=== Required task ===
Search the data below for the word "JSON" and copy each line that holds it.

=== Data for this task ===
§ §
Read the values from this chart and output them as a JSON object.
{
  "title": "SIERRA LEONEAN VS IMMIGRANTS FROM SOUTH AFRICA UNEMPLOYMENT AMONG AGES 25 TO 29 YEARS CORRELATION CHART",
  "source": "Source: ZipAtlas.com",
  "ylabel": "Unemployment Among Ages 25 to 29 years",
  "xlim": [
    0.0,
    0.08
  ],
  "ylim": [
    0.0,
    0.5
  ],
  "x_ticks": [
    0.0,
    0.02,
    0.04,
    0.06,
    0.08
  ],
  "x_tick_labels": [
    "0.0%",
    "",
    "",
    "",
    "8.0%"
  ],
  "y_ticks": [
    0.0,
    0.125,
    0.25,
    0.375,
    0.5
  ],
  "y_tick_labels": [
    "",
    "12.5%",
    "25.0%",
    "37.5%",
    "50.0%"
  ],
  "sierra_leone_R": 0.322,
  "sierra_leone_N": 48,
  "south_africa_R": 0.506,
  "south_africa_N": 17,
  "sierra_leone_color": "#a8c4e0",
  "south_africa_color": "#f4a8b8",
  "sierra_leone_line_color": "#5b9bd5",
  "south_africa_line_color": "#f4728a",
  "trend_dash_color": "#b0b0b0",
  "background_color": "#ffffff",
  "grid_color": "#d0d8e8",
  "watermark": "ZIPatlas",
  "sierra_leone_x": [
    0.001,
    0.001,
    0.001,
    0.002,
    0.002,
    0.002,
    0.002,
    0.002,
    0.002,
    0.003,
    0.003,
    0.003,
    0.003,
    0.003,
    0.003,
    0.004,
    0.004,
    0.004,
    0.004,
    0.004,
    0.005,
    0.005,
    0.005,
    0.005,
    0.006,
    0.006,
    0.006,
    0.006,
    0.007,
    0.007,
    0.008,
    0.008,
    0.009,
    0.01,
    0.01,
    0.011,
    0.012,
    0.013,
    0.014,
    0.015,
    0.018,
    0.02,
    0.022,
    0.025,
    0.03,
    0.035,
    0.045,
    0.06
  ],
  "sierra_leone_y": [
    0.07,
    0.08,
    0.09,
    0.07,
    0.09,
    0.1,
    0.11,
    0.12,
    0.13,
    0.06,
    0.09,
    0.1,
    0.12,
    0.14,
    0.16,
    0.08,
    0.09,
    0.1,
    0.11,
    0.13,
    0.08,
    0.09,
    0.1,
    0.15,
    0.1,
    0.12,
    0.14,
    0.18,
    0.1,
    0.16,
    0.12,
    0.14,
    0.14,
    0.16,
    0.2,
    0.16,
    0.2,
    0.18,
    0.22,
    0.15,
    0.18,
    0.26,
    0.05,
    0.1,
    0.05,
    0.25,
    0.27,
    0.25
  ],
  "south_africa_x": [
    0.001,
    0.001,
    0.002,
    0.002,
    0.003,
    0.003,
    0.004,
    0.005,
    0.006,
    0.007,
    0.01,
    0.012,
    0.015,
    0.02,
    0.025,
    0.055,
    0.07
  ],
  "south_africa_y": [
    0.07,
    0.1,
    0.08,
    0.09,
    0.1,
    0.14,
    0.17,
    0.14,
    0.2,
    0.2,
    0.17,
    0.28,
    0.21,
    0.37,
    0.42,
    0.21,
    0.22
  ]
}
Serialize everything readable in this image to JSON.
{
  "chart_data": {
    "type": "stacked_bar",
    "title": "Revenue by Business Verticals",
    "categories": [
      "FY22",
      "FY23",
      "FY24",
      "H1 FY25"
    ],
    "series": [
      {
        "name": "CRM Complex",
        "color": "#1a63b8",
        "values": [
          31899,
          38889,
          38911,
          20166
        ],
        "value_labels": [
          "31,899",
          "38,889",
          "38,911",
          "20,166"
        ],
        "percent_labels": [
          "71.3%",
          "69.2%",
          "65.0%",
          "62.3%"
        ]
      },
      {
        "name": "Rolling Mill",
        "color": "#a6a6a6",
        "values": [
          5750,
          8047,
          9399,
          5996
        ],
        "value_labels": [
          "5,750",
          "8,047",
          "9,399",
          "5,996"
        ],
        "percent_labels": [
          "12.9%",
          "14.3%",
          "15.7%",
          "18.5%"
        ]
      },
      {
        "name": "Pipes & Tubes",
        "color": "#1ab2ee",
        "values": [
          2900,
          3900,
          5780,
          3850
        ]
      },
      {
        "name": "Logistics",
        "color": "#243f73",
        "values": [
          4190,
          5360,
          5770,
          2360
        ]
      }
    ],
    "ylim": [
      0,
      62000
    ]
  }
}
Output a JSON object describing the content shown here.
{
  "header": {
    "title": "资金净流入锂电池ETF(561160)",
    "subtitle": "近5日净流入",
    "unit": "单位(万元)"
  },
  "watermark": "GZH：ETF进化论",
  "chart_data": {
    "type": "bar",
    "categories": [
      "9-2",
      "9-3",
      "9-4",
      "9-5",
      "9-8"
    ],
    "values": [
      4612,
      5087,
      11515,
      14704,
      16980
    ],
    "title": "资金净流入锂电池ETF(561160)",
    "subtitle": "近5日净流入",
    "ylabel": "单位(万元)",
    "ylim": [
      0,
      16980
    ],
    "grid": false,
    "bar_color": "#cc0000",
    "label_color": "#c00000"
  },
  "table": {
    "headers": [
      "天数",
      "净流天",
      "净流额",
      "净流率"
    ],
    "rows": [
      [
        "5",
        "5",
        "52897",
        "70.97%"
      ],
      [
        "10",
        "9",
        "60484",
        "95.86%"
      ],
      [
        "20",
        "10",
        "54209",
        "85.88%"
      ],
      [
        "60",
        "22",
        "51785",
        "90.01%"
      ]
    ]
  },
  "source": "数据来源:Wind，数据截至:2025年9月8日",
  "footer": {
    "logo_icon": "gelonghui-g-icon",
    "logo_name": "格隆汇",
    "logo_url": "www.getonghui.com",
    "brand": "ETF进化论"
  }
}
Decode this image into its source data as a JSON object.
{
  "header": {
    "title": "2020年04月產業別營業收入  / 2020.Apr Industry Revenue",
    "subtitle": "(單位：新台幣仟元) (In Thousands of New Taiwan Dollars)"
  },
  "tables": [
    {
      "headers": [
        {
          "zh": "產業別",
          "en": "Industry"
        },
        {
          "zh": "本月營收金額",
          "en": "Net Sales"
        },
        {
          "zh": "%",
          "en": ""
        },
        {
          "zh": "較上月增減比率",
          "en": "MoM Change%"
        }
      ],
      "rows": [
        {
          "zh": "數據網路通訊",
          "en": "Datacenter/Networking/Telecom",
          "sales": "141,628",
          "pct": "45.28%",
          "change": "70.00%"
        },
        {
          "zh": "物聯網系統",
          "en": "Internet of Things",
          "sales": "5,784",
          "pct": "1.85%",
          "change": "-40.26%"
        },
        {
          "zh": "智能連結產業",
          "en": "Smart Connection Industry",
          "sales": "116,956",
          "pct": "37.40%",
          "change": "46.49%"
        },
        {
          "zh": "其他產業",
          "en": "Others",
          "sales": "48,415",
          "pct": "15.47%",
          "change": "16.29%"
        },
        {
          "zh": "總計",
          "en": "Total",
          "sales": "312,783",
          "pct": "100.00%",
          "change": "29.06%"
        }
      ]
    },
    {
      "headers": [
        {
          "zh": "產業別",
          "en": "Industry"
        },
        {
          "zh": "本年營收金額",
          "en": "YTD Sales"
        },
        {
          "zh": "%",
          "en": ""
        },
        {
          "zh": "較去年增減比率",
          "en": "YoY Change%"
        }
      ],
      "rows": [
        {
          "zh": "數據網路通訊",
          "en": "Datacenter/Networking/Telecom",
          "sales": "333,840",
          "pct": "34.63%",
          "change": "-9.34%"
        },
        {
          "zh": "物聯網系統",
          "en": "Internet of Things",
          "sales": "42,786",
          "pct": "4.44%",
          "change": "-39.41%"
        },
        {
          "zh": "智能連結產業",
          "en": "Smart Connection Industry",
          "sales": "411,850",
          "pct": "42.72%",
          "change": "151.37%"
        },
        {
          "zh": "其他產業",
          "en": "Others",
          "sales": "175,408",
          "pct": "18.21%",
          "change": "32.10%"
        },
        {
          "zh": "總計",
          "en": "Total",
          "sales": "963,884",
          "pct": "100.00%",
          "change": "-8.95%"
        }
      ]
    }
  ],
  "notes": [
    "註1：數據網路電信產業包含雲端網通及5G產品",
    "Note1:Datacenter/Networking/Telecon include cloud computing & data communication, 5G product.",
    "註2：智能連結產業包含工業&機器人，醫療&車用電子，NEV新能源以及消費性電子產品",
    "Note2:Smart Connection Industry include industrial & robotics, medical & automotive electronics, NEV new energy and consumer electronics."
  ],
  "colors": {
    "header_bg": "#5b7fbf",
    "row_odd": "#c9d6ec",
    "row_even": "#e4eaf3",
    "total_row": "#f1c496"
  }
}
§ §
=== Final answer ===
Read the values from this chart and output them as a JSON object.
Serialize everything readable in this image to JSON.
Output a JSON object describing the content shown here.
Decode this image into its source data as a JSON object.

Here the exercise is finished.